[Data entries]
########

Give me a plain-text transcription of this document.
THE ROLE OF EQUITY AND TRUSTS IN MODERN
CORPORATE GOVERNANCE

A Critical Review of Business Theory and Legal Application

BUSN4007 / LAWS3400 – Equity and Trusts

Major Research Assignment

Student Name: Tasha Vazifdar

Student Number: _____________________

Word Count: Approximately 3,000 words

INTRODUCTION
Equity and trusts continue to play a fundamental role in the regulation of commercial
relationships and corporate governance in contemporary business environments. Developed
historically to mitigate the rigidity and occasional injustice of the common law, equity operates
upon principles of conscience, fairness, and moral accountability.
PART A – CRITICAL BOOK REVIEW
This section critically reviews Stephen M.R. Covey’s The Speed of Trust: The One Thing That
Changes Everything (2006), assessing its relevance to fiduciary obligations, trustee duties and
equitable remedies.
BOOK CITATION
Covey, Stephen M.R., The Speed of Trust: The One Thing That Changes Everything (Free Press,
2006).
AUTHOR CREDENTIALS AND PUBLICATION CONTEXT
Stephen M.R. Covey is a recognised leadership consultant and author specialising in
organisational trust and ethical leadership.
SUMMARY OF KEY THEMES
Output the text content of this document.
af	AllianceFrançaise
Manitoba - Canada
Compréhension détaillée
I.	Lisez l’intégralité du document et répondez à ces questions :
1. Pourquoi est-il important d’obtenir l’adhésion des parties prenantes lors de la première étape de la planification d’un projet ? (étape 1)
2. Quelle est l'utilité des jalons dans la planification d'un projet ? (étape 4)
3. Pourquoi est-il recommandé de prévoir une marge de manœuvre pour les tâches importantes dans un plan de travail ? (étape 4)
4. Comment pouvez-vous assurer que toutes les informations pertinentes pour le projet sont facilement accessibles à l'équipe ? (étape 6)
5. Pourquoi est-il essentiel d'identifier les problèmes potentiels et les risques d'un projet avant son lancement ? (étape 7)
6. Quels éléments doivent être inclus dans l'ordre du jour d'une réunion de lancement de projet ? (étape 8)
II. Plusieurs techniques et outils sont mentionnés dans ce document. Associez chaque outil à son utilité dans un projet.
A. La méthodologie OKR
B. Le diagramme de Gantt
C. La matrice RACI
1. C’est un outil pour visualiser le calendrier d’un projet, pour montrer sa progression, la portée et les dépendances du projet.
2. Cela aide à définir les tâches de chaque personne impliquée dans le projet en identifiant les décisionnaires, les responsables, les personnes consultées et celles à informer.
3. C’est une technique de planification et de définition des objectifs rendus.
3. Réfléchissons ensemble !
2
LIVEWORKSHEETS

########

Extract every line from the one containing "Output the text content of this document." to the end of the entries, including both of those lines, exactly as given and with nothing added.

#### [Response]
Output the text content of this document.
af	AllianceFrançaise
Manitoba - Canada
Compréhension détaillée
I.	Lisez l’intégralité du document et répondez à ces questions :
1. Pourquoi est-il important d’obtenir l’adhésion des parties prenantes lors de la première étape de la planification d’un projet ? (étape 1)
2. Quelle est l'utilité des jalons dans la planification d'un projet ? (étape 4)
3. Pourquoi est-il recommandé de prévoir une marge de manœuvre pour les tâches importantes dans un plan de travail ? (étape 4)
4. Comment pouvez-vous assurer que toutes les informations pertinentes pour le projet sont facilement accessibles à l'équipe ? (étape 6)
5. Pourquoi est-il essentiel d'identifier les problèmes potentiels et les risques d'un projet avant son lancement ? (étape 7)
6. Quels éléments doivent être inclus dans l'ordre du jour d'une réunion de lancement de projet ? (étape 8)
II. Plusieurs techniques et outils sont mentionnés dans ce document. Associez chaque outil à son utilité dans un projet.
A. La méthodologie OKR
B. Le diagramme de Gantt
C. La matrice RACI
1. C’est un outil pour visualiser le calendrier d’un projet, pour montrer sa progression, la portée et les dépendances du projet.
2. Cela aide à définir les tâches de chaque personne impliquée dans le projet en identifiant les décisionnaires, les responsables, les personnes consultées et celles à informer.
3. C’est une technique de planification et de définition des objectifs rendus.
3. Réfléchissons ensemble !
2
LIVEWORKSHEETS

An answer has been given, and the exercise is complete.